Problem: An exact copy of all the data is required, with pictures left out.

Excerpted records:
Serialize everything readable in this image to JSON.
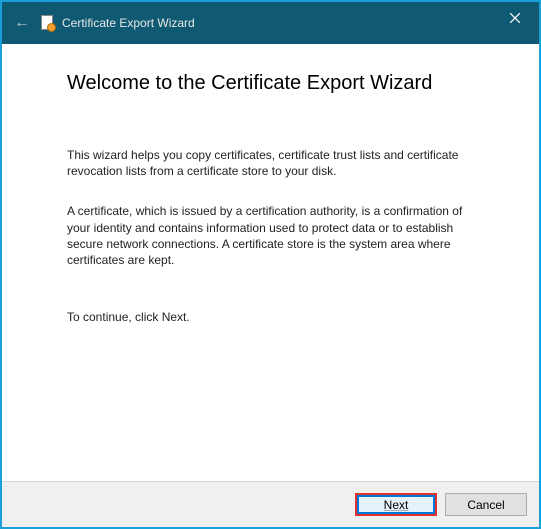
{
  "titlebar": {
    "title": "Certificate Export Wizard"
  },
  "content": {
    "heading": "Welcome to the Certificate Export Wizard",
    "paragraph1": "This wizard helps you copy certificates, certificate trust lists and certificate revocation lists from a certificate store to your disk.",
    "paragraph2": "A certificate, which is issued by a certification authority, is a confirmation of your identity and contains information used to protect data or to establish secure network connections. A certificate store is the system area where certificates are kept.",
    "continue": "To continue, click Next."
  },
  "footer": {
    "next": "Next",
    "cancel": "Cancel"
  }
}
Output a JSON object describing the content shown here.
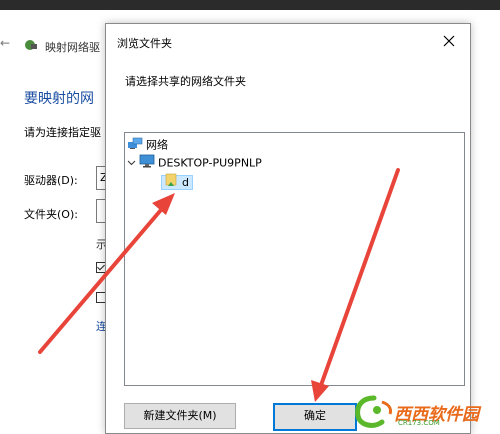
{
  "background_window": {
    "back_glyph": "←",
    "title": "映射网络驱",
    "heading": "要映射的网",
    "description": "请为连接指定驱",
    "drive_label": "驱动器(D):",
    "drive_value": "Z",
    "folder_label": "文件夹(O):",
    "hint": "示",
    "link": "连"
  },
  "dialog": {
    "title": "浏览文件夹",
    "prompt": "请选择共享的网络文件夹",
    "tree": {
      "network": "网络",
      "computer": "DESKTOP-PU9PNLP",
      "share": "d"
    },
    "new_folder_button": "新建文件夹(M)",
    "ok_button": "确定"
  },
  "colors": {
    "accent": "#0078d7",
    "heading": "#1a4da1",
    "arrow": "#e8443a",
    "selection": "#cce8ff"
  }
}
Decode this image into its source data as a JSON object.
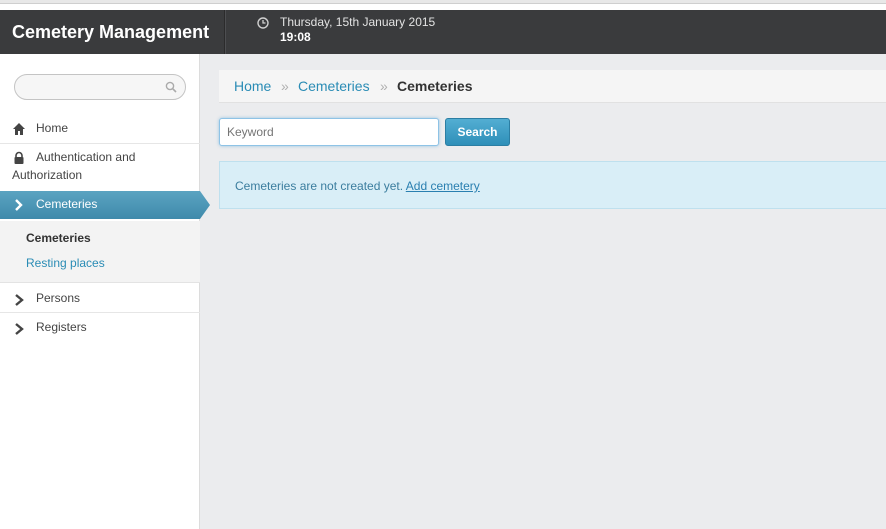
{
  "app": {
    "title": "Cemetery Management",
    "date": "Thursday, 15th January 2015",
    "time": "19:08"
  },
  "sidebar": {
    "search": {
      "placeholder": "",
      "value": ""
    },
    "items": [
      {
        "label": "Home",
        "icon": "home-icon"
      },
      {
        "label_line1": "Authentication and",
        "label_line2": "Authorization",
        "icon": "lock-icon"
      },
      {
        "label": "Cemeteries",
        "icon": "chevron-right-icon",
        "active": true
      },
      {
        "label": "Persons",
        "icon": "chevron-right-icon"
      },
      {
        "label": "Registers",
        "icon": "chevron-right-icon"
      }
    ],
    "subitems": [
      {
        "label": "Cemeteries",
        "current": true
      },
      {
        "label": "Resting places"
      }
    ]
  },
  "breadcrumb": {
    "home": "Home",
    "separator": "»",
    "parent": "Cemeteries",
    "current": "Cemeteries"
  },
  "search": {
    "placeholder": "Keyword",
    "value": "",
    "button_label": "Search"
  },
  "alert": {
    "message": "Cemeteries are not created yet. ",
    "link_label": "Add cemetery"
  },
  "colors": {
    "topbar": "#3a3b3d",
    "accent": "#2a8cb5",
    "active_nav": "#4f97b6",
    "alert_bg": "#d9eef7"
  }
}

Result of this task:
Serialize everything readable in this image to JSON.
{
  "titlebar": {
    "title": "Certificate Export Wizard"
  },
  "content": {
    "heading": "Welcome to the Certificate Export Wizard",
    "paragraph1": "This wizard helps you copy certificates, certificate trust lists and certificate revocation lists from a certificate store to your disk.",
    "paragraph2": "A certificate, which is issued by a certification authority, is a confirmation of your identity and contains information used to protect data or to establish secure network connections. A certificate store is the system area where certificates are kept.",
    "continue": "To continue, click Next."
  },
  "footer": {
    "next": "Next",
    "cancel": "Cancel"
  }
}
Output a JSON object describing the content shown here.
{
  "background_window": {
    "back_glyph": "←",
    "title": "映射网络驱",
    "heading": "要映射的网",
    "description": "请为连接指定驱",
    "drive_label": "驱动器(D):",
    "drive_value": "Z",
    "folder_label": "文件夹(O):",
    "hint": "示",
    "link": "连"
  },
  "dialog": {
    "title": "浏览文件夹",
    "prompt": "请选择共享的网络文件夹",
    "tree": {
      "network": "网络",
      "computer": "DESKTOP-PU9PNLP",
      "share": "d"
    },
    "new_folder_button": "新建文件夹(M)",
    "ok_button": "确定"
  },
  "colors": {
    "accent": "#0078d7",
    "heading": "#1a4da1",
    "arrow": "#e8443a",
    "selection": "#cce8ff"
  }
}
Decode this image into its source data as a JSON object.
{
  "app": {
    "title": "Cemetery Management",
    "date": "Thursday, 15th January 2015",
    "time": "19:08"
  },
  "sidebar": {
    "search": {
      "placeholder": "",
      "value": ""
    },
    "items": [
      {
        "label": "Home",
        "icon": "home-icon"
      },
      {
        "label_line1": "Authentication and",
        "label_line2": "Authorization",
        "icon": "lock-icon"
      },
      {
        "label": "Cemeteries",
        "icon": "chevron-right-icon",
        "active": true
      },
      {
        "label": "Persons",
        "icon": "chevron-right-icon"
      },
      {
        "label": "Registers",
        "icon": "chevron-right-icon"
      }
    ],
    "subitems": [
      {
        "label": "Cemeteries",
        "current": true
      },
      {
        "label": "Resting places"
      }
    ]
  },
  "breadcrumb": {
    "home": "Home",
    "separator": "»",
    "parent": "Cemeteries",
    "current": "Cemeteries"
  },
  "search": {
    "placeholder": "Keyword",
    "value": "",
    "button_label": "Search"
  },
  "alert": {
    "message": "Cemeteries are not created yet. ",
    "link_label": "Add cemetery"
  },
  "colors": {
    "topbar": "#3a3b3d",
    "accent": "#2a8cb5",
    "active_nav": "#4f97b6",
    "alert_bg": "#d9eef7"
  }
}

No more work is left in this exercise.